(Items from a data source)
• • •

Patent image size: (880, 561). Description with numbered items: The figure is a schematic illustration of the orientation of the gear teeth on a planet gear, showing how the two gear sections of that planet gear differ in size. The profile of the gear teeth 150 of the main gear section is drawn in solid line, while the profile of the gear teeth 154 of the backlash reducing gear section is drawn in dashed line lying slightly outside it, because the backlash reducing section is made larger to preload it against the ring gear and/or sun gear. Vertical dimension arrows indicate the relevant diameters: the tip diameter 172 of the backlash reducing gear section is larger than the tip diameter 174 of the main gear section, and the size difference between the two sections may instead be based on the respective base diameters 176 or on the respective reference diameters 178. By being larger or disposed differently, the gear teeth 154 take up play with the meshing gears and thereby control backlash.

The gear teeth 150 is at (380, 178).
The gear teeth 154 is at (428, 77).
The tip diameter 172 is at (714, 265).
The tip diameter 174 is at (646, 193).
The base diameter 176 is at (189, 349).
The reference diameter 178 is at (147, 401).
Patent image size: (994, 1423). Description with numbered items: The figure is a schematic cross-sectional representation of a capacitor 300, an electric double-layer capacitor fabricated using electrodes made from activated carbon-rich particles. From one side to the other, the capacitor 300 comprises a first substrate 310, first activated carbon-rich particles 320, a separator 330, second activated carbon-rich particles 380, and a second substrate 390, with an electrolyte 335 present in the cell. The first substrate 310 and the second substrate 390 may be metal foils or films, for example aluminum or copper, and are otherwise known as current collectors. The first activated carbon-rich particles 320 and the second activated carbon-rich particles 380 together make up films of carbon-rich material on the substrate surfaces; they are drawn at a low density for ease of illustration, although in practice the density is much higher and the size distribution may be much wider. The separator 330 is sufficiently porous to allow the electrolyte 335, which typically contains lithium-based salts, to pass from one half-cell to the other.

• • •

__Task goal__.
Rewrite the material above, replacing "schematic" with "diagrammatic" everywhere it occurs and leaving all other text unchanged.

__The reply__.
Patent image size: (880, 561). Description with numbered items: The figure is a diagrammatic illustration of the orientation of the gear teeth on a planet gear, showing how the two gear sections of that planet gear differ in size. The profile of the gear teeth 150 of the main gear section is drawn in solid line, while the profile of the gear teeth 154 of the backlash reducing gear section is drawn in dashed line lying slightly outside it, because the backlash reducing section is made larger to preload it against the ring gear and/or sun gear. Vertical dimension arrows indicate the relevant diameters: the tip diameter 172 of the backlash reducing gear section is larger than the tip diameter 174 of the main gear section, and the size difference between the two sections may instead be based on the respective base diameters 176 or on the respective reference diameters 178. By being larger or disposed differently, the gear teeth 154 take up play with the meshing gears and thereby control backlash.

The gear teeth 150 is at (380, 178).
The gear teeth 154 is at (428, 77).
The tip diameter 172 is at (714, 265).
The tip diameter 174 is at (646, 193).
The base diameter 176 is at (189, 349).
The reference diameter 178 is at (147, 401).
Patent image size: (994, 1423). Description with numbered items: The figure is a diagrammatic cross-sectional representation of a capacitor 300, an electric double-layer capacitor fabricated using electrodes made from activated carbon-rich particles. From one side to the other, the capacitor 300 comprises a first substrate 310, first activated carbon-rich particles 320, a separator 330, second activated carbon-rich particles 380, and a second substrate 390, with an electrolyte 335 present in the cell. The first substrate 310 and the second substrate 390 may be metal foils or films, for example aluminum or copper, and are otherwise known as current collectors. The first activated carbon-rich particles 320 and the second activated carbon-rich particles 380 together make up films of carbon-rich material on the substrate surfaces; they are drawn at a low density for ease of illustration, although in practice the density is much higher and the size distribution may be much wider. The separator 330 is sufficiently porous to allow the electrolyte 335, which typically contains lithium-based salts, to pass from one half-cell to the other.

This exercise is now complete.